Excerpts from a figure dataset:
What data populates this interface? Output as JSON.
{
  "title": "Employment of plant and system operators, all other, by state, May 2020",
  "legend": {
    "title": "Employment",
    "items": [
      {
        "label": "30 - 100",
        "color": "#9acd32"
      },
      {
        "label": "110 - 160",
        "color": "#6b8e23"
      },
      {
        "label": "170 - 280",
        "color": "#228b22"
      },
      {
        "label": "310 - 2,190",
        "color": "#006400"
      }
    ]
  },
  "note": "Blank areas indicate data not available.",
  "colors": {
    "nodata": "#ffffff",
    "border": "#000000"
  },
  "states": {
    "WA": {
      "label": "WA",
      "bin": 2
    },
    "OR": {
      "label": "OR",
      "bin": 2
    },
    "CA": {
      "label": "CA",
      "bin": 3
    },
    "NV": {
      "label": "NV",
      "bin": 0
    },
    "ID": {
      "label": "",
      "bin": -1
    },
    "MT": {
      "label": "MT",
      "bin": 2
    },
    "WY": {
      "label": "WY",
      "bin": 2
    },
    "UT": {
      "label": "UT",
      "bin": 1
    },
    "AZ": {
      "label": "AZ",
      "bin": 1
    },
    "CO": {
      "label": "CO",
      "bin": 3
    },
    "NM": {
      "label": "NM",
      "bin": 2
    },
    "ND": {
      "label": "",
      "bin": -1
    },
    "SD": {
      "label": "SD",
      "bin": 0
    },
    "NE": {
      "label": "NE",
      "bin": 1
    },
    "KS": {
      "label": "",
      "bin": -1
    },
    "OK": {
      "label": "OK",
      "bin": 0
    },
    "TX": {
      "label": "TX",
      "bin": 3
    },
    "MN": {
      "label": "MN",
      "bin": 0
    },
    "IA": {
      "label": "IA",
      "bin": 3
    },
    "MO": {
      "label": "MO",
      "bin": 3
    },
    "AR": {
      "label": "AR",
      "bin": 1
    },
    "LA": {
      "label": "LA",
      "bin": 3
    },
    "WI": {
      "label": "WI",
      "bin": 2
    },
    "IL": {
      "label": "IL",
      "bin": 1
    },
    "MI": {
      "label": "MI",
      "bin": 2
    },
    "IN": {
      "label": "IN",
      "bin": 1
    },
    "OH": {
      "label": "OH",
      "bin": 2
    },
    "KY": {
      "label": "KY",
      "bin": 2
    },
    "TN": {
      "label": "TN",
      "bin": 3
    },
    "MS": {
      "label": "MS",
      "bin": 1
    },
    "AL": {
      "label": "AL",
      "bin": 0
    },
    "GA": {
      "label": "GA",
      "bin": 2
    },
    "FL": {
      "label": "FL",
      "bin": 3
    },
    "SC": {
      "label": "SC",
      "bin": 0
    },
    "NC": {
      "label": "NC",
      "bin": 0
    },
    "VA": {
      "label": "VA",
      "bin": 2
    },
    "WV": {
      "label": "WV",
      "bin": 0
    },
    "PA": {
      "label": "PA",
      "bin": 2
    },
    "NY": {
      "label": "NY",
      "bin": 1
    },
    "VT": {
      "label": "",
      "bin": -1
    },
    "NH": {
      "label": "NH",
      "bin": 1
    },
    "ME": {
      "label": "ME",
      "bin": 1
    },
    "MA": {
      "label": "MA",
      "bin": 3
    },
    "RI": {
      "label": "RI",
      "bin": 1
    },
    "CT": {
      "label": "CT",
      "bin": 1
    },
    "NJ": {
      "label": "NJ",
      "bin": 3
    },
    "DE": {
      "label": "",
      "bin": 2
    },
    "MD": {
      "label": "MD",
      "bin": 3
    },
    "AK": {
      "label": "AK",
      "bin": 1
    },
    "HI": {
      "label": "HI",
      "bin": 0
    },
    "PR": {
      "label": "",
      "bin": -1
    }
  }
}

* * *

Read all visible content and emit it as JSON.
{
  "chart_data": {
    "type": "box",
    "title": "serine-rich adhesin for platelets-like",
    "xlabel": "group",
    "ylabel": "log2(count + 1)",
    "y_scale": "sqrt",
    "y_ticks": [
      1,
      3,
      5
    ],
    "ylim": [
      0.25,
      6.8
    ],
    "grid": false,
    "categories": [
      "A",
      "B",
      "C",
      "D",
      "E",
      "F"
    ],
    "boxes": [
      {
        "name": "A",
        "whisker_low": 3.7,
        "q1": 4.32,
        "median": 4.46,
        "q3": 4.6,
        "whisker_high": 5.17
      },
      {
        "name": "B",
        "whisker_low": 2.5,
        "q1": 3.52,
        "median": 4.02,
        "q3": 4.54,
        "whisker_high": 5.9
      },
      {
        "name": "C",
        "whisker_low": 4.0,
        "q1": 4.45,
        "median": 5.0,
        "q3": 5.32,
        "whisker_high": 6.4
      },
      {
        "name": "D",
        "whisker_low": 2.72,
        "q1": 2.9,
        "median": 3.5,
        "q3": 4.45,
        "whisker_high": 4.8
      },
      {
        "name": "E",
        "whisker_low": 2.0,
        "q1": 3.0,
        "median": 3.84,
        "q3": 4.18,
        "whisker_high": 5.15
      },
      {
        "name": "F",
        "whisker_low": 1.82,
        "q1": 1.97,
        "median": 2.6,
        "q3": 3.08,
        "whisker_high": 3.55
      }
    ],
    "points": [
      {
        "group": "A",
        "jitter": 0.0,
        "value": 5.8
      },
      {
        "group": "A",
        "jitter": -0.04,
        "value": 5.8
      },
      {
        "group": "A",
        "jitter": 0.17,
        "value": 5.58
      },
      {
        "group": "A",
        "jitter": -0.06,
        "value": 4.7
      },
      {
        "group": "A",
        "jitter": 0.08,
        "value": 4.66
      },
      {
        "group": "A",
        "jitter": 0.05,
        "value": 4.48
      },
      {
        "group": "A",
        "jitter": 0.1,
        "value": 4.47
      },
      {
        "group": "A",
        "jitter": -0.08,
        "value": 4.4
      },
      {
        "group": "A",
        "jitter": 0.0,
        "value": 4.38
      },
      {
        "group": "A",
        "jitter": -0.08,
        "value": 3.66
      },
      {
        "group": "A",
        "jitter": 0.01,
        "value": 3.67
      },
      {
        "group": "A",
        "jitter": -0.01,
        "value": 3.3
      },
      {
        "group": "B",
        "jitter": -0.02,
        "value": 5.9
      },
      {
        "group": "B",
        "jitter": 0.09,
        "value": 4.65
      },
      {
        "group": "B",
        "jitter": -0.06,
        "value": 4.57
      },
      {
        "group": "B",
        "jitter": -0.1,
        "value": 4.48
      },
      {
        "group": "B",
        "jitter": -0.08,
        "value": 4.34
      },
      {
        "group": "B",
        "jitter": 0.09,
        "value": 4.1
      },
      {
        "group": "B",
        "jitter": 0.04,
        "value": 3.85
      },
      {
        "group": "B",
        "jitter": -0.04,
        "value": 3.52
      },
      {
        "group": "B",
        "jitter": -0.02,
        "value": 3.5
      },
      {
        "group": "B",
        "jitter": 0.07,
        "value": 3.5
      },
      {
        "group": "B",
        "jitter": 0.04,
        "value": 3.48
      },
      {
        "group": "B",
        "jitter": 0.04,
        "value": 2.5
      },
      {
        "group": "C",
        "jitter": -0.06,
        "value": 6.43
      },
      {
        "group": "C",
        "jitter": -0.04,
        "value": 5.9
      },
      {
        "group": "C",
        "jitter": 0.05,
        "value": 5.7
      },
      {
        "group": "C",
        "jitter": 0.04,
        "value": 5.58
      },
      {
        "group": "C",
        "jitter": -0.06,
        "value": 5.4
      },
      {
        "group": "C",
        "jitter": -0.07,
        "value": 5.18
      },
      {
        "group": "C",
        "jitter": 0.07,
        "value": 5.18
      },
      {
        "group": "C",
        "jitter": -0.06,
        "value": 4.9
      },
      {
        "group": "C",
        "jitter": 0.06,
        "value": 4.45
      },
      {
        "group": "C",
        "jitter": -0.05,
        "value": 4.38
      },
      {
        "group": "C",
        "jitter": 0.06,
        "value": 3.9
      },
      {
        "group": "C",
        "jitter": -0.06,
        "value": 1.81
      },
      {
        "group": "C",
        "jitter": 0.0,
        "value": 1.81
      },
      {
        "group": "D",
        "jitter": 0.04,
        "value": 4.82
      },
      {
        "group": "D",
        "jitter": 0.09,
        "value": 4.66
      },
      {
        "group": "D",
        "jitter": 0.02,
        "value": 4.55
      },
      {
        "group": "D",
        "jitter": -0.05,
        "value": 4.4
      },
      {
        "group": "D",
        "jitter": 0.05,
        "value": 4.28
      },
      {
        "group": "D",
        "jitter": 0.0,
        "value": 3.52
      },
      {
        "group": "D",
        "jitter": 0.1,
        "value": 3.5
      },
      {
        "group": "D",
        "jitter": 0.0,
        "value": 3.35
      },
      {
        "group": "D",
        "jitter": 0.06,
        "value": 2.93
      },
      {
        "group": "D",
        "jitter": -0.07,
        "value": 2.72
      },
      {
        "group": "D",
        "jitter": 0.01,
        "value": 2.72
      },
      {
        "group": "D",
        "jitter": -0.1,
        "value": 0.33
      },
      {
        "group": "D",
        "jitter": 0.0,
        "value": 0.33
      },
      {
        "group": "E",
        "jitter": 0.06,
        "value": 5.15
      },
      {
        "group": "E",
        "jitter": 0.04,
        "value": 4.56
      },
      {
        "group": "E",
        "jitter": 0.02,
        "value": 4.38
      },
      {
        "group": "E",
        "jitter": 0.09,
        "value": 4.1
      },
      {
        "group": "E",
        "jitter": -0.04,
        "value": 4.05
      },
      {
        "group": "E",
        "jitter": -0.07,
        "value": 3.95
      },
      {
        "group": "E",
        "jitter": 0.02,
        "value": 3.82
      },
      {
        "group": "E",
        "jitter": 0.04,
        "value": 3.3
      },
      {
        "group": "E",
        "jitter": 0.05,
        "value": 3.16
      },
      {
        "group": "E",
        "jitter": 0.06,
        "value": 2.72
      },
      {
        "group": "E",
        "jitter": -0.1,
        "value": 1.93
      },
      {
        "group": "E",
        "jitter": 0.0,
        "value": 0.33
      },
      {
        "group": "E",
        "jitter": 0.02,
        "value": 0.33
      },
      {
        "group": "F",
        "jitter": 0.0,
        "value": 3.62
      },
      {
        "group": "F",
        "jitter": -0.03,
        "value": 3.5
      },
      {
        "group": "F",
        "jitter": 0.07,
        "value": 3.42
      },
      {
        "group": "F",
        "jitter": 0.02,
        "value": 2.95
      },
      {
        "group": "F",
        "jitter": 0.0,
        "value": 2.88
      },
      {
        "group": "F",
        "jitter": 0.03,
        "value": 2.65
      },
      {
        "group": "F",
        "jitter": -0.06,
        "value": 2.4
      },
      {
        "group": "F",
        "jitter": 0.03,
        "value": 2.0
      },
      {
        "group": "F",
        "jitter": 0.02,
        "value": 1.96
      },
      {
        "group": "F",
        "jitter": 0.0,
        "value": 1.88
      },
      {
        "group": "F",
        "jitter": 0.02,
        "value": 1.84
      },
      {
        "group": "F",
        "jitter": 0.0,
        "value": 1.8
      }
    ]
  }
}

BRIEF:
Show, from the listing above, each line that contains the word "name".

SOLUTION TO THE PROBLEM:
        "name": "A",
        "name": "B",
        "name": "C",
        "name": "D",
        "name": "E",
        "name": "F",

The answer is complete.